> **Written instruction**
Render the material below as a JSON list of strings, one string per line and no blank lines. Start at its first line and stop after the line containing "menu-item-text: Tres Leches Cake Vanilla", including that line.

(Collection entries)
- - - - -
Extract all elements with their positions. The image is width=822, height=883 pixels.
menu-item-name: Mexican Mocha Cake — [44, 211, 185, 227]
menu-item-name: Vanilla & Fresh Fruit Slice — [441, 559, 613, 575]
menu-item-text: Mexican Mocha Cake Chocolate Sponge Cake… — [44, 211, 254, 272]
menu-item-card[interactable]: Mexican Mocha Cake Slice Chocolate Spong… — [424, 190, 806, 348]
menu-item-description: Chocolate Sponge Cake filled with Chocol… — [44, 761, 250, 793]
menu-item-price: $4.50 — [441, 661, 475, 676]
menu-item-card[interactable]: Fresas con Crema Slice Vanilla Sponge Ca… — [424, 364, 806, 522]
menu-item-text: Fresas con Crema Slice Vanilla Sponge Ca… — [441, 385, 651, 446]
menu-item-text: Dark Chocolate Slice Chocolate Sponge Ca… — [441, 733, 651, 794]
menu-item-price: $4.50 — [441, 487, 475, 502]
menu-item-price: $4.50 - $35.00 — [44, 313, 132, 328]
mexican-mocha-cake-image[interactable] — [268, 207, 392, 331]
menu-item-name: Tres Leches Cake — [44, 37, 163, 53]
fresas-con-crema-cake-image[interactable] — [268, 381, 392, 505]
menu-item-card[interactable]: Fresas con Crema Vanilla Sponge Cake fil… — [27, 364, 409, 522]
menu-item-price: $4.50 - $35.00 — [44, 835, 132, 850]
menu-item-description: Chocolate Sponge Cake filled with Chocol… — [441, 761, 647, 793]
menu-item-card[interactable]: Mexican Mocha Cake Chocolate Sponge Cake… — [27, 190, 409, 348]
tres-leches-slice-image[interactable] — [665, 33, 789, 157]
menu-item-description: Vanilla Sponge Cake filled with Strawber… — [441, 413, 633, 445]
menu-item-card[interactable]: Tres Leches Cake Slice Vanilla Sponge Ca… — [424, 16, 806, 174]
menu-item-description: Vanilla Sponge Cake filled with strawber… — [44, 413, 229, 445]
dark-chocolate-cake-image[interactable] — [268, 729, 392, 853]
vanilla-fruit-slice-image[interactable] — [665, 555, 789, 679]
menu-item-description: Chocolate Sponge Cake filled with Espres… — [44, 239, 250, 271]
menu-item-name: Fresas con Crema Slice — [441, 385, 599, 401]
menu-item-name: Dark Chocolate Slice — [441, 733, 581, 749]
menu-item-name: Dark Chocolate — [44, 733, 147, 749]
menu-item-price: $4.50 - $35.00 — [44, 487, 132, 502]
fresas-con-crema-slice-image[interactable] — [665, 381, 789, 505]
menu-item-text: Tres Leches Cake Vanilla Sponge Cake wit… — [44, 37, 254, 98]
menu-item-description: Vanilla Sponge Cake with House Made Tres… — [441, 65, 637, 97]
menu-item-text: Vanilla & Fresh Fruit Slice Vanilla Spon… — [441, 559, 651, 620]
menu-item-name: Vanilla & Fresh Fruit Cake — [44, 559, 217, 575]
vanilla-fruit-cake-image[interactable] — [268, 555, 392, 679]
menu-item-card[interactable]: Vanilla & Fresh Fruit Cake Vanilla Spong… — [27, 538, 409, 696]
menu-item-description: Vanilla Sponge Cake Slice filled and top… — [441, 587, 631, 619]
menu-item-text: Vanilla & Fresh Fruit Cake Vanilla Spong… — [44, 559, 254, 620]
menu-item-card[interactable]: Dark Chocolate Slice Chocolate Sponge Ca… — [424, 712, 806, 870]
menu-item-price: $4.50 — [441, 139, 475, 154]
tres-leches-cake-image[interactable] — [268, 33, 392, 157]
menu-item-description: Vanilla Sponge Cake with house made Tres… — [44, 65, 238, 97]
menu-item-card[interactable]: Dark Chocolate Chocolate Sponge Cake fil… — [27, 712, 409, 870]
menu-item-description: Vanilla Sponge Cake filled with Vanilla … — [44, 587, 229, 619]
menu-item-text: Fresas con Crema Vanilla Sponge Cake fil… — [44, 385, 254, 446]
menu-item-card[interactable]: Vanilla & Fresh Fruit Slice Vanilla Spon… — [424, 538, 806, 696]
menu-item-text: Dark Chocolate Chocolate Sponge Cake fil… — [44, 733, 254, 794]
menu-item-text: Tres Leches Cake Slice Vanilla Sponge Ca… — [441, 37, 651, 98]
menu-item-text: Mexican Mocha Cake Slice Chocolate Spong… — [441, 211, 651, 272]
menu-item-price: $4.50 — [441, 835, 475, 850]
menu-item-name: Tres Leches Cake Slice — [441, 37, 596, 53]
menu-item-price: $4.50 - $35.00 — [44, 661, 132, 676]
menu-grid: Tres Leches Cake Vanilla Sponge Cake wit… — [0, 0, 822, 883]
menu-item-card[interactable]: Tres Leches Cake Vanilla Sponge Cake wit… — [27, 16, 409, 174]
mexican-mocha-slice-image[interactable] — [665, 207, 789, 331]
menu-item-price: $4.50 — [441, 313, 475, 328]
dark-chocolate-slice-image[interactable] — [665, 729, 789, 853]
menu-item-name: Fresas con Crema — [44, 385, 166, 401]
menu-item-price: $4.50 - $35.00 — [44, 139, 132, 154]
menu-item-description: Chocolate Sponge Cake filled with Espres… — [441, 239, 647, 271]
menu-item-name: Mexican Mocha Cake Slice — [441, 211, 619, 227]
- - - - -
> **Correct result**
[
  "Extract all elements with their positions. The image is width=822, height=883 pixels.",
  "menu-item-name: Mexican Mocha Cake — [44, 211, 185, 227]",
  "menu-item-name: Vanilla & Fresh Fruit Slice — [441, 559, 613, 575]",
  "menu-item-text: Mexican Mocha Cake Chocolate Sponge Cake… — [44, 211, 254, 272]",
  "menu-item-card[interactable]: Mexican Mocha Cake Slice Chocolate Spong… — [424, 190, 806, 348]",
  "menu-item-description: Chocolate Sponge Cake filled with Chocol… — [44, 761, 250, 793]",
  "menu-item-price: $4.50 — [441, 661, 475, 676]",
  "menu-item-card[interactable]: Fresas con Crema Slice Vanilla Sponge Ca… — [424, 364, 806, 522]",
  "menu-item-text: Fresas con Crema Slice Vanilla Sponge Ca… — [441, 385, 651, 446]",
  "menu-item-text: Dark Chocolate Slice Chocolate Sponge Ca… — [441, 733, 651, 794]",
  "menu-item-price: $4.50 — [441, 487, 475, 502]",
  "menu-item-price: $4.50 - $35.00 — [44, 313, 132, 328]",
  "mexican-mocha-cake-image[interactable] — [268, 207, 392, 331]",
  "menu-item-name: Tres Leches Cake — [44, 37, 163, 53]",
  "fresas-con-crema-cake-image[interactable] — [268, 381, 392, 505]",
  "menu-item-card[interactable]: Fresas con Crema Vanilla Sponge Cake fil… — [27, 364, 409, 522]",
  "menu-item-price: $4.50 - $35.00 — [44, 835, 132, 850]",
  "menu-item-description: Chocolate Sponge Cake filled with Chocol… — [441, 761, 647, 793]",
  "menu-item-card[interactable]: Mexican Mocha Cake Chocolate Sponge Cake… — [27, 190, 409, 348]",
  "tres-leches-slice-image[interactable] — [665, 33, 789, 157]",
  "menu-item-description: Vanilla Sponge Cake filled with Strawber… — [441, 413, 633, 445]",
  "menu-item-card[interactable]: Tres Leches Cake Slice Vanilla Sponge Ca… — [424, 16, 806, 174]",
  "menu-item-description: Vanilla Sponge Cake filled with strawber… — [44, 413, 229, 445]",
  "dark-chocolate-cake-image[interactable] — [268, 729, 392, 853]",
  "vanilla-fruit-slice-image[interactable] — [665, 555, 789, 679]",
  "menu-item-description: Chocolate Sponge Cake filled with Espres… — [44, 239, 250, 271]",
  "menu-item-name: Fresas con Crema Slice — [441, 385, 599, 401]",
  "menu-item-name: Dark Chocolate Slice — [441, 733, 581, 749]",
  "menu-item-name: Dark Chocolate — [44, 733, 147, 749]",
  "menu-item-price: $4.50 - $35.00 — [44, 487, 132, 502]",
  "fresas-con-crema-slice-image[interactable] — [665, 381, 789, 505]",
  "menu-item-text: Tres Leches Cake Vanilla Sponge Cake wit… — [44, 37, 254, 98]"
]